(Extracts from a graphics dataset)
** BEGIN **
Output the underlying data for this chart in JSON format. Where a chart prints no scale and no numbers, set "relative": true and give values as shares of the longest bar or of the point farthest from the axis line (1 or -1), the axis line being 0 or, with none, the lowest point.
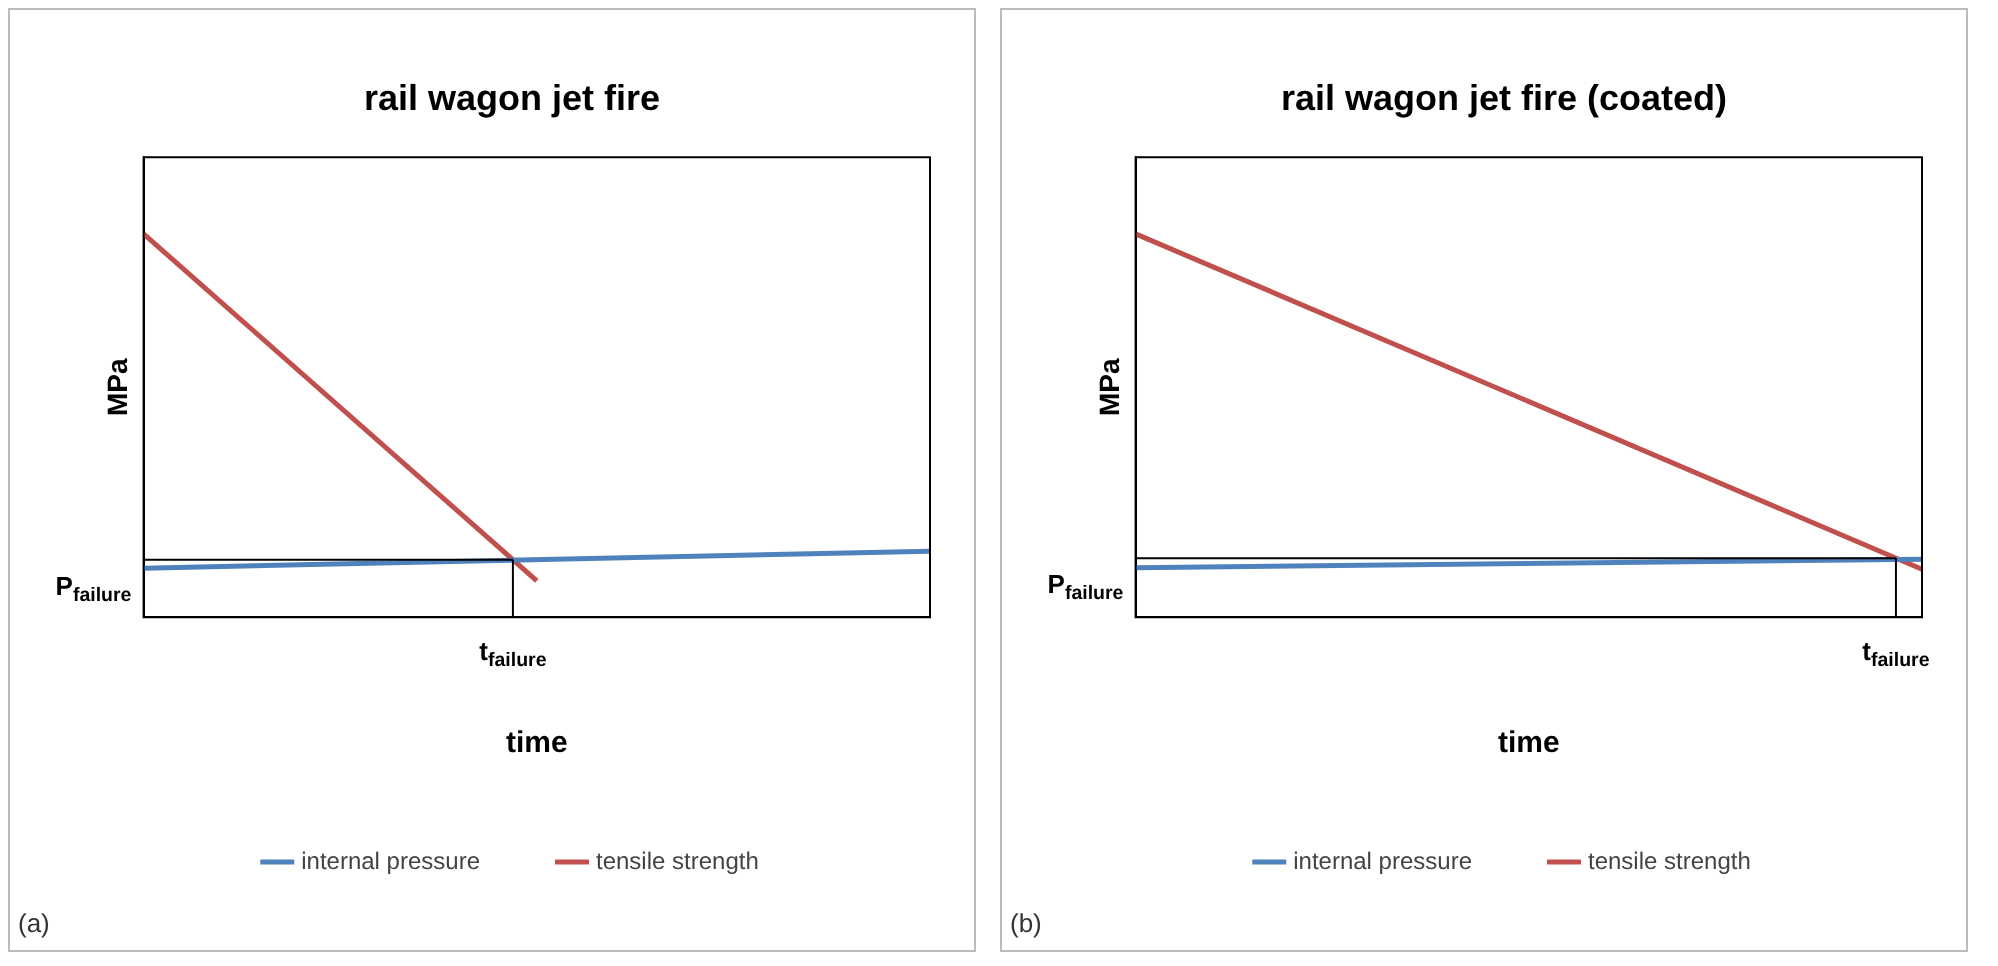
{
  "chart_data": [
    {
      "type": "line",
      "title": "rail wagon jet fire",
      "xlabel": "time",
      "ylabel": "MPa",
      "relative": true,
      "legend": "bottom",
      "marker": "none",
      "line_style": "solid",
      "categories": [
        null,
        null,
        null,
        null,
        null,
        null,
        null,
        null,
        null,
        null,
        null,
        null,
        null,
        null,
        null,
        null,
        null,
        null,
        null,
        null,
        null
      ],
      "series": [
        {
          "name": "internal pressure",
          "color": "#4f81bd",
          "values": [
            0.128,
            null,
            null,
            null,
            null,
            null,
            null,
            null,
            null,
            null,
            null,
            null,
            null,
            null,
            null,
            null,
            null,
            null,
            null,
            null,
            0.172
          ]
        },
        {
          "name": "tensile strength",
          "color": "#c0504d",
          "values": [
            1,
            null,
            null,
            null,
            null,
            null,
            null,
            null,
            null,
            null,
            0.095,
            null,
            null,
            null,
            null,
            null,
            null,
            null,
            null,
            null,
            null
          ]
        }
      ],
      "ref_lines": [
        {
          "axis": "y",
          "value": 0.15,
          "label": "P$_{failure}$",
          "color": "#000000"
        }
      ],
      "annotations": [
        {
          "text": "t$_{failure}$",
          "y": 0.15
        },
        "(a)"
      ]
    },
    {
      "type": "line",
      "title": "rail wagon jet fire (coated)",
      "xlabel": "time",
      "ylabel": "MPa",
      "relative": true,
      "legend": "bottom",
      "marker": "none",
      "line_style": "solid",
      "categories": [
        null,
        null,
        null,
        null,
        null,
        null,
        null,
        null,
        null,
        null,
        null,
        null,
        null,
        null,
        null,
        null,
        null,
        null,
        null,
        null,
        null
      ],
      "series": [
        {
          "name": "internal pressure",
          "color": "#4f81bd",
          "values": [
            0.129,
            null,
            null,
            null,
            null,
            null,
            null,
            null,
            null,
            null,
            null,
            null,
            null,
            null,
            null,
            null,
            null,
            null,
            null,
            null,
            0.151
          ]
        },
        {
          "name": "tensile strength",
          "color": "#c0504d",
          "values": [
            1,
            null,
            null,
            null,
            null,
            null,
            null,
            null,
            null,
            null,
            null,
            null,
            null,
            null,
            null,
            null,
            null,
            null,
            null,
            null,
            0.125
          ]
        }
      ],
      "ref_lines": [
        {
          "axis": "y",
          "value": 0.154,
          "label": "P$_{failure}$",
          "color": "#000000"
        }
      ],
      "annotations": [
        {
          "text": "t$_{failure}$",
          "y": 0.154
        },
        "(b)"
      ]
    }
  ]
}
** END **
Quote the material word for word, dropping any images it holds.

Output the underlying data for this chart in JSON format. Where a chart prints no scale and no numbers, set "relative": true and give values as shares of the longest bar or of the point farthest from the axis line (1 or -1), the axis line being 0 or, with none, the lowest point.
{
  "chart_data": [
    {
      "type": "line",
      "title": "rail wagon jet fire",
      "xlabel": "time",
      "ylabel": "MPa",
      "relative": true,
      "legend": "bottom",
      "marker": "none",
      "line_style": "solid",
      "categories": [
        null,
        null,
        null,
        null,
        null,
        null,
        null,
        null,
        null,
        null,
        null,
        null,
        null,
        null,
        null,
        null,
        null,
        null,
        null,
        null,
        null
      ],
      "series": [
        {
          "name": "internal pressure",
          "color": "#4f81bd",
          "values": [
            0.128,
            null,
            null,
            null,
            null,
            null,
            null,
            null,
            null,
            null,
            null,
            null,
            null,
            null,
            null,
            null,
            null,
            null,
            null,
            null,
            0.172
          ]
        },
        {
          "name": "tensile strength",
          "color": "#c0504d",
          "values": [
            1,
            null,
            null,
            null,
            null,
            null,
            null,
            null,
            null,
            null,
            0.095,
            null,
            null,
            null,
            null,
            null,
            null,
            null,
            null,
            null,
            null
          ]
        }
      ],
      "ref_lines": [
        {
          "axis": "y",
          "value": 0.15,
          "label": "P$_{failure}$",
          "color": "#000000"
        }
      ],
      "annotations": [
        {
          "text": "t$_{failure}$",
          "y": 0.15
        },
        "(a)"
      ]
    },
    {
      "type": "line",
      "title": "rail wagon jet fire (coated)",
      "xlabel": "time",
      "ylabel": "MPa",
      "relative": true,
      "legend": "bottom",
      "marker": "none",
      "line_style": "solid",
      "categories": [
        null,
        null,
        null,
        null,
        null,
        null,
        null,
        null,
        null,
        null,
        null,
        null,
        null,
        null,
        null,
        null,
        null,
        null,
        null,
        null,
        null
      ],
      "series": [
        {
          "name": "internal pressure",
          "color": "#4f81bd",
          "values": [
            0.129,
            null,
            null,
            null,
            null,
            null,
            null,
            null,
            null,
            null,
            null,
            null,
            null,
            null,
            null,
            null,
            null,
            null,
            null,
            null,
            0.151
          ]
        },
        {
          "name": "tensile strength",
          "color": "#c0504d",
          "values": [
            1,
            null,
            null,
            null,
            null,
            null,
            null,
            null,
            null,
            null,
            null,
            null,
            null,
            null,
            null,
            null,
            null,
            null,
            null,
            null,
            0.125
          ]
        }
      ],
      "ref_lines": [
        {
          "axis": "y",
          "value": 0.154,
          "label": "P$_{failure}$",
          "color": "#000000"
        }
      ],
      "annotations": [
        {
          "text": "t$_{failure}$",
          "y": 0.154
        },
        "(b)"
      ]
    }
  ]
}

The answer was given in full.